**TASK BRIEF:** Reproduce all of the material exactly as shown.
•••
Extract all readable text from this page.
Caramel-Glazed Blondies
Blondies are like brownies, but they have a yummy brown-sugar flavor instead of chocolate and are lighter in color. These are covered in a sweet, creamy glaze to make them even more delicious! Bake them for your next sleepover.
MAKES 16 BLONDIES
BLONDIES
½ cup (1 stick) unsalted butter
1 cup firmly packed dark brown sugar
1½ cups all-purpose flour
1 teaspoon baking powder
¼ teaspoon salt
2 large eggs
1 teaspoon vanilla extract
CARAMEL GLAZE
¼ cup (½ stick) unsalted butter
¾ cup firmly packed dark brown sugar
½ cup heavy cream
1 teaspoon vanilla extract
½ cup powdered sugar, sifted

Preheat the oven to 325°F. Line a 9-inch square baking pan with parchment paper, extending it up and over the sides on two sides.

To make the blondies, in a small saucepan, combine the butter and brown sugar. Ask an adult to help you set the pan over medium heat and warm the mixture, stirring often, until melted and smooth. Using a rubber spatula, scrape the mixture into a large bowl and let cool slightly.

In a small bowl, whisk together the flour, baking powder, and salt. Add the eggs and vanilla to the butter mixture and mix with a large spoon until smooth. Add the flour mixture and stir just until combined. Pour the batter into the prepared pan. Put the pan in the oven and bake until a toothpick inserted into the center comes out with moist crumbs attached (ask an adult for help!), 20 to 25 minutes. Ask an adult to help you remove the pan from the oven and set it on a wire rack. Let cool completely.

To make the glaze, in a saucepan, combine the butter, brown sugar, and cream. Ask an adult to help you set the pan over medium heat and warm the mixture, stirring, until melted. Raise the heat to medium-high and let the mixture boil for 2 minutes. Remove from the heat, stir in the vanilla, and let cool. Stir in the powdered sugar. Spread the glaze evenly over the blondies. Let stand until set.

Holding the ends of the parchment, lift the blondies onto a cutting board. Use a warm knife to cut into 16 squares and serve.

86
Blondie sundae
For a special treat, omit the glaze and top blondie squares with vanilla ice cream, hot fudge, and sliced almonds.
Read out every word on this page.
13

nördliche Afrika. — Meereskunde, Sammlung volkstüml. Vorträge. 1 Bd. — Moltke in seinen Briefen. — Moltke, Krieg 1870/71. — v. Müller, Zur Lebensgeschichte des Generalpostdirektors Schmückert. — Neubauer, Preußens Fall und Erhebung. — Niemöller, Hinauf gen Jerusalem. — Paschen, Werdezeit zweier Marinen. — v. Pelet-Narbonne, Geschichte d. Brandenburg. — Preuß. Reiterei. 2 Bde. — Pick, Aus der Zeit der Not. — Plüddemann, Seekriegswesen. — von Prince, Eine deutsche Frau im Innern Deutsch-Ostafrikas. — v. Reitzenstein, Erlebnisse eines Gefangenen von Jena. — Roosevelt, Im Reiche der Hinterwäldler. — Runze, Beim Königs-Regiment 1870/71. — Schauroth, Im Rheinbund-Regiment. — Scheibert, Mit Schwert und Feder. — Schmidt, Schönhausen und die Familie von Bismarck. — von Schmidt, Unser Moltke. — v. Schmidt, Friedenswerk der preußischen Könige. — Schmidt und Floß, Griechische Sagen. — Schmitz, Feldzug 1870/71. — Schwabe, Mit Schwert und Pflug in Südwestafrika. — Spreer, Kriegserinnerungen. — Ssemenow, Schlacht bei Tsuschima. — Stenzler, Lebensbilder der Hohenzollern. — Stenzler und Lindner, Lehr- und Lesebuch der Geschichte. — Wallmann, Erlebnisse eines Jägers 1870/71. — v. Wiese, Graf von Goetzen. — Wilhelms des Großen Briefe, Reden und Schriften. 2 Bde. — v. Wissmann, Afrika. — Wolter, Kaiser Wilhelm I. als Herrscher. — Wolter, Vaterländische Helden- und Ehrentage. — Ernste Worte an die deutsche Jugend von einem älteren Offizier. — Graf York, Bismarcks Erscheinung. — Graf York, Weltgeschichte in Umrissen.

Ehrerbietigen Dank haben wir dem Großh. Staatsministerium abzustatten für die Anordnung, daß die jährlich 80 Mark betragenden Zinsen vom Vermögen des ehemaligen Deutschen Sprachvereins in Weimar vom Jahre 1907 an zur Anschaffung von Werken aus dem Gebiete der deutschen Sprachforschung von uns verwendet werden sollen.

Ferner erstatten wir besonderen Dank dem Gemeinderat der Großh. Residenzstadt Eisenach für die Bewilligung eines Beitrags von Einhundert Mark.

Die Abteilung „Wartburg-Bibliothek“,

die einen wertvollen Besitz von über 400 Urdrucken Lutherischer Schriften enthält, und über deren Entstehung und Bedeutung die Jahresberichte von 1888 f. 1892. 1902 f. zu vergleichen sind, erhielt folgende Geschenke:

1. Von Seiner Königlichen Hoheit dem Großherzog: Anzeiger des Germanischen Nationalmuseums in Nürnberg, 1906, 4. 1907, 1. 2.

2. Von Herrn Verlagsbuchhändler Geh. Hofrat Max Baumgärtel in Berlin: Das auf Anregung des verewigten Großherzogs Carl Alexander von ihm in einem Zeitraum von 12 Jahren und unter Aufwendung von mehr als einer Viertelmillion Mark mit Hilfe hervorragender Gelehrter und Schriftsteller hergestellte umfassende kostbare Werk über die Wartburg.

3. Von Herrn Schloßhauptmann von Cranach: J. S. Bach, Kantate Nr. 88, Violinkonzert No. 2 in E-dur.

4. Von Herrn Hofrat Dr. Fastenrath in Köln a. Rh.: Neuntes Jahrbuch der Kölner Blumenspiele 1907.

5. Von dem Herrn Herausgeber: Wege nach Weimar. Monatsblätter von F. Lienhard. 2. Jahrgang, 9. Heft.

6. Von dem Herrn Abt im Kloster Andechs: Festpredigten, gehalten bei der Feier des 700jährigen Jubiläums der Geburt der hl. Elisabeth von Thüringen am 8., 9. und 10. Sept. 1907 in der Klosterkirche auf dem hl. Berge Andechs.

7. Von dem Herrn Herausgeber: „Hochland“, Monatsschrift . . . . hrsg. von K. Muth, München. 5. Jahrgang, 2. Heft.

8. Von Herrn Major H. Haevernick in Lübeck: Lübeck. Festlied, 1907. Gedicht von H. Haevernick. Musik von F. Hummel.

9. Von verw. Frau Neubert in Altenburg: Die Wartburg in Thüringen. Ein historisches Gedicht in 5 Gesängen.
•••
**SOLUTION TO THIS EXERCISE:**
Extract all readable text from this page.
Caramel-Glazed Blondies
Blondies are like brownies, but they have a yummy brown-sugar flavor instead of chocolate and are lighter in color. These are covered in a sweet, creamy glaze to make them even more delicious! Bake them for your next sleepover.
MAKES 16 BLONDIES
BLONDIES
½ cup (1 stick) unsalted butter
1 cup firmly packed dark brown sugar
1½ cups all-purpose flour
1 teaspoon baking powder
¼ teaspoon salt
2 large eggs
1 teaspoon vanilla extract
CARAMEL GLAZE
¼ cup (½ stick) unsalted butter
¾ cup firmly packed dark brown sugar
½ cup heavy cream
1 teaspoon vanilla extract
½ cup powdered sugar, sifted

Preheat the oven to 325°F. Line a 9-inch square baking pan with parchment paper, extending it up and over the sides on two sides.

To make the blondies, in a small saucepan, combine the butter and brown sugar. Ask an adult to help you set the pan over medium heat and warm the mixture, stirring often, until melted and smooth. Using a rubber spatula, scrape the mixture into a large bowl and let cool slightly.

In a small bowl, whisk together the flour, baking powder, and salt. Add the eggs and vanilla to the butter mixture and mix with a large spoon until smooth. Add the flour mixture and stir just until combined. Pour the batter into the prepared pan. Put the pan in the oven and bake until a toothpick inserted into the center comes out with moist crumbs attached (ask an adult for help!), 20 to 25 minutes. Ask an adult to help you remove the pan from the oven and set it on a wire rack. Let cool completely.

To make the glaze, in a saucepan, combine the butter, brown sugar, and cream. Ask an adult to help you set the pan over medium heat and warm the mixture, stirring, until melted. Raise the heat to medium-high and let the mixture boil for 2 minutes. Remove from the heat, stir in the vanilla, and let cool. Stir in the powdered sugar. Spread the glaze evenly over the blondies. Let stand until set.

Holding the ends of the parchment, lift the blondies onto a cutting board. Use a warm knife to cut into 16 squares and serve.

86
Blondie sundae
For a special treat, omit the glaze and top blondie squares with vanilla ice cream, hot fudge, and sliced almonds.
Read out every word on this page.
13

nördliche Afrika. — Meereskunde, Sammlung volkstüml. Vorträge. 1 Bd. — Moltke in seinen Briefen. — Moltke, Krieg 1870/71. — v. Müller, Zur Lebensgeschichte des Generalpostdirektors Schmückert. — Neubauer, Preußens Fall und Erhebung. — Niemöller, Hinauf gen Jerusalem. — Paschen, Werdezeit zweier Marinen. — v. Pelet-Narbonne, Geschichte d. Brandenburg. — Preuß. Reiterei. 2 Bde. — Pick, Aus der Zeit der Not. — Plüddemann, Seekriegswesen. — von Prince, Eine deutsche Frau im Innern Deutsch-Ostafrikas. — v. Reitzenstein, Erlebnisse eines Gefangenen von Jena. — Roosevelt, Im Reiche der Hinterwäldler. — Runze, Beim Königs-Regiment 1870/71. — Schauroth, Im Rheinbund-Regiment. — Scheibert, Mit Schwert und Feder. — Schmidt, Schönhausen und die Familie von Bismarck. — von Schmidt, Unser Moltke. — v. Schmidt, Friedenswerk der preußischen Könige. — Schmidt und Floß, Griechische Sagen. — Schmitz, Feldzug 1870/71. — Schwabe, Mit Schwert und Pflug in Südwestafrika. — Spreer, Kriegserinnerungen. — Ssemenow, Schlacht bei Tsuschima. — Stenzler, Lebensbilder der Hohenzollern. — Stenzler und Lindner, Lehr- und Lesebuch der Geschichte. — Wallmann, Erlebnisse eines Jägers 1870/71. — v. Wiese, Graf von Goetzen. — Wilhelms des Großen Briefe, Reden und Schriften. 2 Bde. — v. Wissmann, Afrika. — Wolter, Kaiser Wilhelm I. als Herrscher. — Wolter, Vaterländische Helden- und Ehrentage. — Ernste Worte an die deutsche Jugend von einem älteren Offizier. — Graf York, Bismarcks Erscheinung. — Graf York, Weltgeschichte in Umrissen.

Ehrerbietigen Dank haben wir dem Großh. Staatsministerium abzustatten für die Anordnung, daß die jährlich 80 Mark betragenden Zinsen vom Vermögen des ehemaligen Deutschen Sprachvereins in Weimar vom Jahre 1907 an zur Anschaffung von Werken aus dem Gebiete der deutschen Sprachforschung von uns verwendet werden sollen.

Ferner erstatten wir besonderen Dank dem Gemeinderat der Großh. Residenzstadt Eisenach für die Bewilligung eines Beitrags von Einhundert Mark.

Die Abteilung „Wartburg-Bibliothek“,

die einen wertvollen Besitz von über 400 Urdrucken Lutherischer Schriften enthält, und über deren Entstehung und Bedeutung die Jahresberichte von 1888 f. 1892. 1902 f. zu vergleichen sind, erhielt folgende Geschenke:

1. Von Seiner Königlichen Hoheit dem Großherzog: Anzeiger des Germanischen Nationalmuseums in Nürnberg, 1906, 4. 1907, 1. 2.

2. Von Herrn Verlagsbuchhändler Geh. Hofrat Max Baumgärtel in Berlin: Das auf Anregung des verewigten Großherzogs Carl Alexander von ihm in einem Zeitraum von 12 Jahren und unter Aufwendung von mehr als einer Viertelmillion Mark mit Hilfe hervorragender Gelehrter und Schriftsteller hergestellte umfassende kostbare Werk über die Wartburg.

3. Von Herrn Schloßhauptmann von Cranach: J. S. Bach, Kantate Nr. 88, Violinkonzert No. 2 in E-dur.

4. Von Herrn Hofrat Dr. Fastenrath in Köln a. Rh.: Neuntes Jahrbuch der Kölner Blumenspiele 1907.

5. Von dem Herrn Herausgeber: Wege nach Weimar. Monatsblätter von F. Lienhard. 2. Jahrgang, 9. Heft.

6. Von dem Herrn Abt im Kloster Andechs: Festpredigten, gehalten bei der Feier des 700jährigen Jubiläums der Geburt der hl. Elisabeth von Thüringen am 8., 9. und 10. Sept. 1907 in der Klosterkirche auf dem hl. Berge Andechs.

7. Von dem Herrn Herausgeber: „Hochland“, Monatsschrift . . . . hrsg. von K. Muth, München. 5. Jahrgang, 2. Heft.

8. Von Herrn Major H. Haevernick in Lübeck: Lübeck. Festlied, 1907. Gedicht von H. Haevernick. Musik von F. Hummel.

9. Von verw. Frau Neubert in Altenburg: Die Wartburg in Thüringen. Ein historisches Gedicht in 5 Gesängen.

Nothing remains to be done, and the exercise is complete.